_EXERCISE PROMPT:_
Copy every line that holds "ROE变动贡献".
# START OF DATA LISTING
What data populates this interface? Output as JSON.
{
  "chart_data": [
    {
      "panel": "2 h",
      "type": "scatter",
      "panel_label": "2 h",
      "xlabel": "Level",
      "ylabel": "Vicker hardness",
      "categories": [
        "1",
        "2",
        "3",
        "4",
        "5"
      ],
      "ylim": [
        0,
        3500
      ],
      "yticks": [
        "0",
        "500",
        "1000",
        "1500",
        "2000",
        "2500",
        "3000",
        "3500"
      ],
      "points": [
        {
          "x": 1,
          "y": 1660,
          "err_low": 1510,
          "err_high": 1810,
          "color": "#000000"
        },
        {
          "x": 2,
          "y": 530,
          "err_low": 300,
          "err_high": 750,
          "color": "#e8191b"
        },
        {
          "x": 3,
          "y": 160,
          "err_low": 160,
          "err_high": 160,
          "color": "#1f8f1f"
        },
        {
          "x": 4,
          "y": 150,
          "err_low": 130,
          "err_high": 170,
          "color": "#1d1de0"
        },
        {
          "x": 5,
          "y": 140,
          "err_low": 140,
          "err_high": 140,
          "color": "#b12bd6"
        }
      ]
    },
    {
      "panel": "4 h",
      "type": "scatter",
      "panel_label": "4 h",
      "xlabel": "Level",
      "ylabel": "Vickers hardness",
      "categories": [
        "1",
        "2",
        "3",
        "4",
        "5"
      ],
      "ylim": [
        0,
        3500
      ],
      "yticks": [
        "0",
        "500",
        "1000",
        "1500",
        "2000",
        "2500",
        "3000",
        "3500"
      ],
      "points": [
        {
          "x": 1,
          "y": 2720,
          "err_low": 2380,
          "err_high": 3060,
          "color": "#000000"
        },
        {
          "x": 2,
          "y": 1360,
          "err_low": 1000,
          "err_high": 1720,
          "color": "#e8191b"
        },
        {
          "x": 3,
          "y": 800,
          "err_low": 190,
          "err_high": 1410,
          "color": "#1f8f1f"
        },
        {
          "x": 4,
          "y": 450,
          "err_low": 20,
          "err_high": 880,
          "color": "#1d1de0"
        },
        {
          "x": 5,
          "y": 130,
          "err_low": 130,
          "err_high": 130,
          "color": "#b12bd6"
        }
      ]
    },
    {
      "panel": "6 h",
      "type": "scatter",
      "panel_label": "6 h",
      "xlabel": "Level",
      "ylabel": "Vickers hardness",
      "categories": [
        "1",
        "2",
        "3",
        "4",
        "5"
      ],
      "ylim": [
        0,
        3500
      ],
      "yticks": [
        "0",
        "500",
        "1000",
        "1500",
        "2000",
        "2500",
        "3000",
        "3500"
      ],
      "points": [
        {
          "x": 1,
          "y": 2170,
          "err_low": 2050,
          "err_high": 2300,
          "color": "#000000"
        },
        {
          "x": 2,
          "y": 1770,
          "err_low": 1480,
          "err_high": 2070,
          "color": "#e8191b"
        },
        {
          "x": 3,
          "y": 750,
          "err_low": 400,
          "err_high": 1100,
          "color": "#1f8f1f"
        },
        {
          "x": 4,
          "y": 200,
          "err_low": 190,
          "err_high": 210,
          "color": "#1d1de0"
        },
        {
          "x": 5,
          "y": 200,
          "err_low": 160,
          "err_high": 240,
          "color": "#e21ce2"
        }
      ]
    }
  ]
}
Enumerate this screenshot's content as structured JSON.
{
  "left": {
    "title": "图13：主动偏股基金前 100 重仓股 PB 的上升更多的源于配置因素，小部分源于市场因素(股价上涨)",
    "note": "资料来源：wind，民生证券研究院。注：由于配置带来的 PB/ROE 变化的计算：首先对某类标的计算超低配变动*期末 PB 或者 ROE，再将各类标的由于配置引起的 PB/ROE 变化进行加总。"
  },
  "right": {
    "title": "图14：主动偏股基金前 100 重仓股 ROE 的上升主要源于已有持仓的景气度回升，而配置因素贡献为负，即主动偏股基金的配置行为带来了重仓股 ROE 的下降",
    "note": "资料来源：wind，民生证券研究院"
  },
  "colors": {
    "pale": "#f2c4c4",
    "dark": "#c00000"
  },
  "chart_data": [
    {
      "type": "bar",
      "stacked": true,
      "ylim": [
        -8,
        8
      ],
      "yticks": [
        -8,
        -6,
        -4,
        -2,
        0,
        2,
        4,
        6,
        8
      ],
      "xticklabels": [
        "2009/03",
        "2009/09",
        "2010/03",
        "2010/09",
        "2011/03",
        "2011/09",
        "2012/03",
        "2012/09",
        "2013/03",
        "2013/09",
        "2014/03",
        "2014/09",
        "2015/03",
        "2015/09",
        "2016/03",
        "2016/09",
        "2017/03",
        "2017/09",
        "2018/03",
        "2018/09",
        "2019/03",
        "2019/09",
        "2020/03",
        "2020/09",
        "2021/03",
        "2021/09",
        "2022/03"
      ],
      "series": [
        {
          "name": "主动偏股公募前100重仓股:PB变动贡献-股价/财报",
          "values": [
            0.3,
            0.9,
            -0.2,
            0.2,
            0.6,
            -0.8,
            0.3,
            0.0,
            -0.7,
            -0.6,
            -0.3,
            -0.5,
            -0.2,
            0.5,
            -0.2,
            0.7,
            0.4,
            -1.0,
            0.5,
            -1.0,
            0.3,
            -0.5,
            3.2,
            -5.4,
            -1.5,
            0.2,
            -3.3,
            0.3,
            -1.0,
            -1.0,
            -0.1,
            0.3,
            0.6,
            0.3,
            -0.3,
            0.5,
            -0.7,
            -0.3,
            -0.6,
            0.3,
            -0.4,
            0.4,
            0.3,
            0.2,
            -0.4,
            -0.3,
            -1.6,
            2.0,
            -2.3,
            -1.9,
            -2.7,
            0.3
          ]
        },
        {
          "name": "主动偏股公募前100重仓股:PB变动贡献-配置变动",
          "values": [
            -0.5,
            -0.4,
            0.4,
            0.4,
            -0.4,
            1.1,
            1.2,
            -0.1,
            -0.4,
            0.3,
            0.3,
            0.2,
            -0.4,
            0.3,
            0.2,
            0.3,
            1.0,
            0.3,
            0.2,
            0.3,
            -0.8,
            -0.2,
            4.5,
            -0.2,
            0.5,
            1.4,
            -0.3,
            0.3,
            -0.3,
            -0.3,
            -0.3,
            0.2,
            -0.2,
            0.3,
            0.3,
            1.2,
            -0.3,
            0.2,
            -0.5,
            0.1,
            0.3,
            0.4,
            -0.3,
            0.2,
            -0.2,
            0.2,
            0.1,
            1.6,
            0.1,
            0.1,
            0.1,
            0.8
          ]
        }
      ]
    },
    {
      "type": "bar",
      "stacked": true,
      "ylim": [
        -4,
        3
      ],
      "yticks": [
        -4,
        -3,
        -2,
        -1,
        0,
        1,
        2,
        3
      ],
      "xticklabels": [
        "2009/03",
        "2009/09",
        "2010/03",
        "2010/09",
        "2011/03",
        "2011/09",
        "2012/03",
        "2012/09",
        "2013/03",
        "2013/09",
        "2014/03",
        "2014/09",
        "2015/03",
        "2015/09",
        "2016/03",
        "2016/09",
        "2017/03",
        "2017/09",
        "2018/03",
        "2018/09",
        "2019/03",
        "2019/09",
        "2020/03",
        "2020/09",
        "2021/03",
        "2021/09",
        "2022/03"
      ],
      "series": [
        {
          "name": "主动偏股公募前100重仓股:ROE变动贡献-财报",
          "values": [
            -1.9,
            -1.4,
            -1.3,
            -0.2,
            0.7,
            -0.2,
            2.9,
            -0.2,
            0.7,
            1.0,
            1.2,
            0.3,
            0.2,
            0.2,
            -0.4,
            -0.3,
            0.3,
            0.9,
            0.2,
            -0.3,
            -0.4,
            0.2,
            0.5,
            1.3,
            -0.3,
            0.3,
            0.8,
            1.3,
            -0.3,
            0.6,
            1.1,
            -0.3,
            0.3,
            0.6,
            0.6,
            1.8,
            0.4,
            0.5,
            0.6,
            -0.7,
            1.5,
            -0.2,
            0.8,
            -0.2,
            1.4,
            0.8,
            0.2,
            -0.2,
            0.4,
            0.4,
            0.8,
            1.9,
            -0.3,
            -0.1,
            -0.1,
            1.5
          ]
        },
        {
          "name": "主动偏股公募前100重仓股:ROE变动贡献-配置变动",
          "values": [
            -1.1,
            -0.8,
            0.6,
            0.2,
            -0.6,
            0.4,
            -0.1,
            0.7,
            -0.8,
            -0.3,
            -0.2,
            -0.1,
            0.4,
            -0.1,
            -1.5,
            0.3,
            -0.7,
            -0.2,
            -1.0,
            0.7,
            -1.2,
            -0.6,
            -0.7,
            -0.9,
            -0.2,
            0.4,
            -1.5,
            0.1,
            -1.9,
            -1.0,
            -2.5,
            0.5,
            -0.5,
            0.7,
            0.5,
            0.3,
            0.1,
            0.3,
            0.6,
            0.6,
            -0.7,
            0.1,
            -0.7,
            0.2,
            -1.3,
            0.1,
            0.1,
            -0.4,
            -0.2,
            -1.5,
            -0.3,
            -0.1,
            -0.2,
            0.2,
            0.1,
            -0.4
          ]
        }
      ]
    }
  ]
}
# END OF DATA LISTING
_RESPONSE TO THIS EXERCISE:_
          "name": "主动偏股公募前100重仓股:ROE变动贡献-财报",
          "name": "主动偏股公募前100重仓股:ROE变动贡献-配置变动",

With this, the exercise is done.